WHAT THE EXERCISE ASKS
Write out every entry exactly as it stands.

== == ==

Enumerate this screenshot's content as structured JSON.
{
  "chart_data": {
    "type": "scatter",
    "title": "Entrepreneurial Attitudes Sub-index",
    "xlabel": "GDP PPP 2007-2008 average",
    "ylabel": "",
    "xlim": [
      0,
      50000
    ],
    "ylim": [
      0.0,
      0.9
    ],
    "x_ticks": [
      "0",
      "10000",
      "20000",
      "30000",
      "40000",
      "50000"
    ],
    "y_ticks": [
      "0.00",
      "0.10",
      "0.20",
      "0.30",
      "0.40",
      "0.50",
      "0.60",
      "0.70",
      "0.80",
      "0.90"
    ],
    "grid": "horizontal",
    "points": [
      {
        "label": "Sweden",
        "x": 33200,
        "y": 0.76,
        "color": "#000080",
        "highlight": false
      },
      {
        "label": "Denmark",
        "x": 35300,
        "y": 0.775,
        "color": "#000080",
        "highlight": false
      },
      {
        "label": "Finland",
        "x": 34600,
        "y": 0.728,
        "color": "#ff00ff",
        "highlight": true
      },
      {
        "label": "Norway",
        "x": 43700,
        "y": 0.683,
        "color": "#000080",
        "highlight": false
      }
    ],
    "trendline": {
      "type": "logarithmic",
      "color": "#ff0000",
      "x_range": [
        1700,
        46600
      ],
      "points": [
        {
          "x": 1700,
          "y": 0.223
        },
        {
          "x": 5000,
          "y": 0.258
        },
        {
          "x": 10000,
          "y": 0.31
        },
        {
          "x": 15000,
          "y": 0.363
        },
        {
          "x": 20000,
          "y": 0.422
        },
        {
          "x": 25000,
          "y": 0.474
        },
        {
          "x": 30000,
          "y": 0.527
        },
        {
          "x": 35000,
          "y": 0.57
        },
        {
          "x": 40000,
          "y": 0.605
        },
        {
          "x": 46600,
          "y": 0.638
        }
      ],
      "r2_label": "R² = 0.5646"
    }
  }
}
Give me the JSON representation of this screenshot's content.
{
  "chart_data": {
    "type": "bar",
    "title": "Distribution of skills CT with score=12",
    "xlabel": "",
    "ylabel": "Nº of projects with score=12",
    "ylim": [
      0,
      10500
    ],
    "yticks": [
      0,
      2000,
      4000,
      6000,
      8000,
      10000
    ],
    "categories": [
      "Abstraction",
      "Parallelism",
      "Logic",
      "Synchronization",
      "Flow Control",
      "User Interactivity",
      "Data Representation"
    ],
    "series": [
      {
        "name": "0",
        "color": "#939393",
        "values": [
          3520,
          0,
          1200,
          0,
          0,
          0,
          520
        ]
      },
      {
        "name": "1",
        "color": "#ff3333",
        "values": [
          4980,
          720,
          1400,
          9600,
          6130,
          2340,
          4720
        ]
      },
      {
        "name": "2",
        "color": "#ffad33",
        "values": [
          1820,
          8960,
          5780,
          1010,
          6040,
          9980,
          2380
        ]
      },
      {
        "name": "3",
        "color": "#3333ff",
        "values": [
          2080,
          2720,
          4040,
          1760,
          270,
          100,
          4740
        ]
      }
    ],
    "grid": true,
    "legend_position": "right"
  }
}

== == ==

TASK OUTPUT
Enumerate this screenshot's content as structured JSON.
{
  "chart_data": {
    "type": "scatter",
    "title": "Entrepreneurial Attitudes Sub-index",
    "xlabel": "GDP PPP 2007-2008 average",
    "ylabel": "",
    "xlim": [
      0,
      50000
    ],
    "ylim": [
      0.0,
      0.9
    ],
    "x_ticks": [
      "0",
      "10000",
      "20000",
      "30000",
      "40000",
      "50000"
    ],
    "y_ticks": [
      "0.00",
      "0.10",
      "0.20",
      "0.30",
      "0.40",
      "0.50",
      "0.60",
      "0.70",
      "0.80",
      "0.90"
    ],
    "grid": "horizontal",
    "points": [
      {
        "label": "Sweden",
        "x": 33200,
        "y": 0.76,
        "color": "#000080",
        "highlight": false
      },
      {
        "label": "Denmark",
        "x": 35300,
        "y": 0.775,
        "color": "#000080",
        "highlight": false
      },
      {
        "label": "Finland",
        "x": 34600,
        "y": 0.728,
        "color": "#ff00ff",
        "highlight": true
      },
      {
        "label": "Norway",
        "x": 43700,
        "y": 0.683,
        "color": "#000080",
        "highlight": false
      }
    ],
    "trendline": {
      "type": "logarithmic",
      "color": "#ff0000",
      "x_range": [
        1700,
        46600
      ],
      "points": [
        {
          "x": 1700,
          "y": 0.223
        },
        {
          "x": 5000,
          "y": 0.258
        },
        {
          "x": 10000,
          "y": 0.31
        },
        {
          "x": 15000,
          "y": 0.363
        },
        {
          "x": 20000,
          "y": 0.422
        },
        {
          "x": 25000,
          "y": 0.474
        },
        {
          "x": 30000,
          "y": 0.527
        },
        {
          "x": 35000,
          "y": 0.57
        },
        {
          "x": 40000,
          "y": 0.605
        },
        {
          "x": 46600,
          "y": 0.638
        }
      ],
      "r2_label": "R² = 0.5646"
    }
  }
}
Give me the JSON representation of this screenshot's content.
{
  "chart_data": {
    "type": "bar",
    "title": "Distribution of skills CT with score=12",
    "xlabel": "",
    "ylabel": "Nº of projects with score=12",
    "ylim": [
      0,
      10500
    ],
    "yticks": [
      0,
      2000,
      4000,
      6000,
      8000,
      10000
    ],
    "categories": [
      "Abstraction",
      "Parallelism",
      "Logic",
      "Synchronization",
      "Flow Control",
      "User Interactivity",
      "Data Representation"
    ],
    "series": [
      {
        "name": "0",
        "color": "#939393",
        "values": [
          3520,
          0,
          1200,
          0,
          0,
          0,
          520
        ]
      },
      {
        "name": "1",
        "color": "#ff3333",
        "values": [
          4980,
          720,
          1400,
          9600,
          6130,
          2340,
          4720
        ]
      },
      {
        "name": "2",
        "color": "#ffad33",
        "values": [
          1820,
          8960,
          5780,
          1010,
          6040,
          9980,
          2380
        ]
      },
      {
        "name": "3",
        "color": "#3333ff",
        "values": [
          2080,
          2720,
          4040,
          1760,
          270,
          100,
          4740
        ]
      }
    ],
    "grid": true,
    "legend_position": "right"
  }
}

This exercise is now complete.